Records about charts and figures:
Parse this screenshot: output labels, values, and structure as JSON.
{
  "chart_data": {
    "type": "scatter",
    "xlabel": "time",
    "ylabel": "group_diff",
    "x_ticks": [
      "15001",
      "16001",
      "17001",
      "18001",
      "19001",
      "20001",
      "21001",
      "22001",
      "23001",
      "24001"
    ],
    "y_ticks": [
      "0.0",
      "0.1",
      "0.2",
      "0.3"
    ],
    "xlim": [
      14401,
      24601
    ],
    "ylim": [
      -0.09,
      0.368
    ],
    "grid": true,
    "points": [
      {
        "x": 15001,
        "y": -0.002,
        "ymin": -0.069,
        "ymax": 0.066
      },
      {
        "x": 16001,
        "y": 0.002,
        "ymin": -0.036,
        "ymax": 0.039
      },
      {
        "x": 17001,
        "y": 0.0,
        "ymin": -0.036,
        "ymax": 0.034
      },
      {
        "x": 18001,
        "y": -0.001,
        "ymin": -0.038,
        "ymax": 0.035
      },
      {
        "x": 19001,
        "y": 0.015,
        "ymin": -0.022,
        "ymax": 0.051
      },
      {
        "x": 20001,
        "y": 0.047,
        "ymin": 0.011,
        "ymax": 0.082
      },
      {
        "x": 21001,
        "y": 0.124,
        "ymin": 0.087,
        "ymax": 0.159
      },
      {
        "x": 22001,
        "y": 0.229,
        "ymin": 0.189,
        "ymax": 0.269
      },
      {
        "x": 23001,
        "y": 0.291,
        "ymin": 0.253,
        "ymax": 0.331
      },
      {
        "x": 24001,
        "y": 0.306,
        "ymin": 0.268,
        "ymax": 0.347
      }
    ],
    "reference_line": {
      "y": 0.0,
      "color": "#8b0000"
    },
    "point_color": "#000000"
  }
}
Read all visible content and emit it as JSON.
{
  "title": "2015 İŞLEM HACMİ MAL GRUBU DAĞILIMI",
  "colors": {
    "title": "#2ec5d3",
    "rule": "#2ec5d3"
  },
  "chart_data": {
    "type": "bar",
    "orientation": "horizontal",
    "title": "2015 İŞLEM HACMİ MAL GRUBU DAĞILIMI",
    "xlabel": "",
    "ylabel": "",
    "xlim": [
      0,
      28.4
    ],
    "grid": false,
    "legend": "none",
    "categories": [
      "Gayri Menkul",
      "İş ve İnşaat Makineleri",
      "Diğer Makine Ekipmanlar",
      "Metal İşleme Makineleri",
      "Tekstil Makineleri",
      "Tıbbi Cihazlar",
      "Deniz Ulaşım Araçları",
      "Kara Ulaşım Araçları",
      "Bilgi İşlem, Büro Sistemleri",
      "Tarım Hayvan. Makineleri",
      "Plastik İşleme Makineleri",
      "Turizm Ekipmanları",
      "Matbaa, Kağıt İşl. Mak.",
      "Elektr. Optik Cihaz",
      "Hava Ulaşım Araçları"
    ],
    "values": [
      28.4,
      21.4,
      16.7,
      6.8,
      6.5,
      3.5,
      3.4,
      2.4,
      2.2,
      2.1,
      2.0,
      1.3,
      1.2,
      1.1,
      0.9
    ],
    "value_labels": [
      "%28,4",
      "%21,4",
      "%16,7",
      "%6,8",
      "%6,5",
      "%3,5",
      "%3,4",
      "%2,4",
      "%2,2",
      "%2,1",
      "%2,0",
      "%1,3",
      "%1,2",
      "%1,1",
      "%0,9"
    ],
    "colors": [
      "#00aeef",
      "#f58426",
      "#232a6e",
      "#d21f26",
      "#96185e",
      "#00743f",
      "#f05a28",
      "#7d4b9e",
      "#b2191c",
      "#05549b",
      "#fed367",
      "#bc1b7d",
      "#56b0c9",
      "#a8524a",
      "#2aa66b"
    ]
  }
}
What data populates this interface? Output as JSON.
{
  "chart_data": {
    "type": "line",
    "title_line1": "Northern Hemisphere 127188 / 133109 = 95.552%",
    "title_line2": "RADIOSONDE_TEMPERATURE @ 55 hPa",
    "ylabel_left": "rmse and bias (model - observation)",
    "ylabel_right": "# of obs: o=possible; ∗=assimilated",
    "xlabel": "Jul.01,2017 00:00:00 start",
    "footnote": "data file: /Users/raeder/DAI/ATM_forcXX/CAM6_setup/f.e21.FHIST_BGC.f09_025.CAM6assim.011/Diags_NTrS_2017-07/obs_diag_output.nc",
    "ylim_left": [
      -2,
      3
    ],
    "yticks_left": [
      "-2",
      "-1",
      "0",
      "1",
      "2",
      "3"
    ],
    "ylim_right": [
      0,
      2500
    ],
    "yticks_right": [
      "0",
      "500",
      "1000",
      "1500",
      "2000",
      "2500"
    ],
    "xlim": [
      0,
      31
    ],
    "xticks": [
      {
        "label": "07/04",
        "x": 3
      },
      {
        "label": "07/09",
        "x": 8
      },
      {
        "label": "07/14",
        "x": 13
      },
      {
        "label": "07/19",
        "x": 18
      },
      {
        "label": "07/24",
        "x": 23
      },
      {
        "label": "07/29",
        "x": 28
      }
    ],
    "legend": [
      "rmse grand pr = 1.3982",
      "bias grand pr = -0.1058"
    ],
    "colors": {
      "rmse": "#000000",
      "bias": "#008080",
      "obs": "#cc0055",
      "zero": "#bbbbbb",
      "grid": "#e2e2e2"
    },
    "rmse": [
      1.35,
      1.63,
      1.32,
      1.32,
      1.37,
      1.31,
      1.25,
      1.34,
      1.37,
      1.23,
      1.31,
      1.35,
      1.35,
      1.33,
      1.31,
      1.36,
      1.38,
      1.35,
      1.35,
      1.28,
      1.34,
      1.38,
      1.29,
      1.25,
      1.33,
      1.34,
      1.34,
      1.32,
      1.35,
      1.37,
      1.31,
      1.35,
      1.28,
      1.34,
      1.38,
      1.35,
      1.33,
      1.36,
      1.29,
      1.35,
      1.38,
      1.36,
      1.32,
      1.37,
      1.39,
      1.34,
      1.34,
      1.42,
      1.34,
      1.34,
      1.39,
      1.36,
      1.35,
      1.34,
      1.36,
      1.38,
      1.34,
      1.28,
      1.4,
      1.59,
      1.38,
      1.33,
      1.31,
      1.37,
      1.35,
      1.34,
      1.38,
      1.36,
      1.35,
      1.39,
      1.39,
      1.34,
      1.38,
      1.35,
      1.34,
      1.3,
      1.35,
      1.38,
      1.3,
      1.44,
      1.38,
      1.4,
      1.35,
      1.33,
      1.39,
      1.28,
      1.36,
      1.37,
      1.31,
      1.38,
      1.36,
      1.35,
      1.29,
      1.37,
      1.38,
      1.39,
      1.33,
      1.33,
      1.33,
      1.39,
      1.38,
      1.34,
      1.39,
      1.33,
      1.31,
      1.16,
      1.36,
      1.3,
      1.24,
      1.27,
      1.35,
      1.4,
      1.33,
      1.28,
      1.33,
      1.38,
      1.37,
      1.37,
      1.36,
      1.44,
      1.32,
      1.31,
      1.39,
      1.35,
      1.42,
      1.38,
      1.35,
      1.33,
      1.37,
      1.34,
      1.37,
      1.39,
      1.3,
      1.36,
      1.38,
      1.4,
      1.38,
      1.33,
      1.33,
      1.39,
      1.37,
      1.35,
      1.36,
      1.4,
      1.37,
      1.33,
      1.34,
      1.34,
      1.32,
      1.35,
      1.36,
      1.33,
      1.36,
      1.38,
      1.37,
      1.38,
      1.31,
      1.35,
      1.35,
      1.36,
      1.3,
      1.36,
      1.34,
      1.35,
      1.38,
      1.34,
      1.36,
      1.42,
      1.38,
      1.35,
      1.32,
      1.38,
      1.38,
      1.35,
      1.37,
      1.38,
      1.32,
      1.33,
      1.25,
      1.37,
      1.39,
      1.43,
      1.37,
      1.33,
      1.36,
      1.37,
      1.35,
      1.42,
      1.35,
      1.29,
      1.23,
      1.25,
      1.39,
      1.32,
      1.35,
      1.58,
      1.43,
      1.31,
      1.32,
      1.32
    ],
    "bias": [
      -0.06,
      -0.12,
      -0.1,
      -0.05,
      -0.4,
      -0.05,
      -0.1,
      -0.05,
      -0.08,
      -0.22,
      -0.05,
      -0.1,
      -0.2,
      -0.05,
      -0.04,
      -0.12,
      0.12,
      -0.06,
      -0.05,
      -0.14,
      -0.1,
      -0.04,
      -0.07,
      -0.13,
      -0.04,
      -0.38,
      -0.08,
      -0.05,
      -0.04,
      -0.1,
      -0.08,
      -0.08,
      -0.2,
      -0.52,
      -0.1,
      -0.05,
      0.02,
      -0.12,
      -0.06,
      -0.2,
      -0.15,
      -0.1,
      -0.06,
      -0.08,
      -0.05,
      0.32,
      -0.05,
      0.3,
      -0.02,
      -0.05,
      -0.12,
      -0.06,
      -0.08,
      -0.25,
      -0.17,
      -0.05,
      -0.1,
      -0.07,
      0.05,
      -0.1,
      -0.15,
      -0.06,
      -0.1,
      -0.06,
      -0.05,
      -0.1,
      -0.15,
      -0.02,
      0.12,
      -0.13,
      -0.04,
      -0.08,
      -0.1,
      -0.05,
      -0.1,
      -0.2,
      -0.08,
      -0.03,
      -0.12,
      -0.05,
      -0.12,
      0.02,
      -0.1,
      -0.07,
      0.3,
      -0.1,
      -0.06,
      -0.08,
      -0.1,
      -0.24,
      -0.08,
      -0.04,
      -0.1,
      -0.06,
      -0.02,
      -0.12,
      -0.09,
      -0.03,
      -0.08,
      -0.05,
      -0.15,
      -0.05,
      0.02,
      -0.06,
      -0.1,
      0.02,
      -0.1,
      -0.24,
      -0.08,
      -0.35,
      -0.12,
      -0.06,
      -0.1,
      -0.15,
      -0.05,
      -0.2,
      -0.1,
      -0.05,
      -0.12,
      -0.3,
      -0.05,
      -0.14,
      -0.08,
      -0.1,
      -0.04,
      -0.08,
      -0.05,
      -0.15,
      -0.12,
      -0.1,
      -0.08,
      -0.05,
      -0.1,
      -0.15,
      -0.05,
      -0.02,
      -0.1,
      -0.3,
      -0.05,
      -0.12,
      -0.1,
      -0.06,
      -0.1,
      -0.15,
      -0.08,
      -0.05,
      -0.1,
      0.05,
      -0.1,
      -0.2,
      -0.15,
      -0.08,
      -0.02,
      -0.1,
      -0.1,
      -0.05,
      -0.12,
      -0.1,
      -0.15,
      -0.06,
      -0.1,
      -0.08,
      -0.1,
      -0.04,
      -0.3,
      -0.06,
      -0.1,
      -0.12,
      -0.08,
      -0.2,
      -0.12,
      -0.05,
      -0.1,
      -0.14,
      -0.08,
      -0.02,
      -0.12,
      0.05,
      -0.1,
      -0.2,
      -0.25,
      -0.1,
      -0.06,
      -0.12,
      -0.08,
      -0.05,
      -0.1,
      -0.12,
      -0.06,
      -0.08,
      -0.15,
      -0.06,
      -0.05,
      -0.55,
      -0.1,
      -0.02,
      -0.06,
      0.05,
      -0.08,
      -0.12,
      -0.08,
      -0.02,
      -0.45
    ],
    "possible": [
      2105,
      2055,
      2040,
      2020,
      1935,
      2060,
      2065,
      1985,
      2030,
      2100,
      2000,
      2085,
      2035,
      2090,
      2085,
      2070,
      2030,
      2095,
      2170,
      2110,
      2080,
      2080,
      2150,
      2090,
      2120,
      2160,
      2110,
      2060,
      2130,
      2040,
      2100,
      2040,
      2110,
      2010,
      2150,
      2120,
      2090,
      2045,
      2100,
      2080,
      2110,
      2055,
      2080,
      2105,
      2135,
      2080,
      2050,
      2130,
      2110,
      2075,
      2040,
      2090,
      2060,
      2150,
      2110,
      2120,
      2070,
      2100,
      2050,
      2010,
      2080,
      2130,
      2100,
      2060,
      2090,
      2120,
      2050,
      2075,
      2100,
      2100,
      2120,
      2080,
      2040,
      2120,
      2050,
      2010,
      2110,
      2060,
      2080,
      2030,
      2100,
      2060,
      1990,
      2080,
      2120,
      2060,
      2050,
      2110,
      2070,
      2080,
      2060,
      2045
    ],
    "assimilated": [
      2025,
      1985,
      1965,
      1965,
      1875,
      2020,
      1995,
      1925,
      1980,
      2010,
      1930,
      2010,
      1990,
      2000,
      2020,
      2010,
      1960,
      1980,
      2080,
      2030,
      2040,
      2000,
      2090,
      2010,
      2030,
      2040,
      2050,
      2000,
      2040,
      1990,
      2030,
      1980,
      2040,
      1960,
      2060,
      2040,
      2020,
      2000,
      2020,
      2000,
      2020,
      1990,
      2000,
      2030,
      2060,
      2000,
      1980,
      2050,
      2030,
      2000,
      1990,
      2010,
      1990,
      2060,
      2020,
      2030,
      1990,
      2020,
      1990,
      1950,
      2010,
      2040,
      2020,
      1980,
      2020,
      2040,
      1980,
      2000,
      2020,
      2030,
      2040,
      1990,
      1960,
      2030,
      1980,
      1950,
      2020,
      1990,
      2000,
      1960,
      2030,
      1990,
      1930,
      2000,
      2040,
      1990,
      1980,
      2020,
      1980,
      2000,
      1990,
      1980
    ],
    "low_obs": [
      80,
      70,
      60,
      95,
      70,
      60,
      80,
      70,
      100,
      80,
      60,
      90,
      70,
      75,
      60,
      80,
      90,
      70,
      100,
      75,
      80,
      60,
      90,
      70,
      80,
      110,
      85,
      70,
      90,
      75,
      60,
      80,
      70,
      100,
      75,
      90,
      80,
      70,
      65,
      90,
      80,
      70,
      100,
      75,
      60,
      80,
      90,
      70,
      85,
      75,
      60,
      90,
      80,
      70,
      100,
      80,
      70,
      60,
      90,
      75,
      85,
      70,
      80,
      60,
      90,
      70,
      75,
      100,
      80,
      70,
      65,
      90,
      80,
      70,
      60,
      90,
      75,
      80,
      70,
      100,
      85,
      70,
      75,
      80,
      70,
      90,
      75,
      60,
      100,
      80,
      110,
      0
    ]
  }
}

Directive: Filter the entries and copy out every line with the word "Makineleri".

Written reply:
      "İş ve İnşaat Makineleri",
      "Metal İşleme Makineleri",
      "Tekstil Makineleri",
      "Tarım Hayvan. Makineleri",
      "Plastik İşleme Makineleri",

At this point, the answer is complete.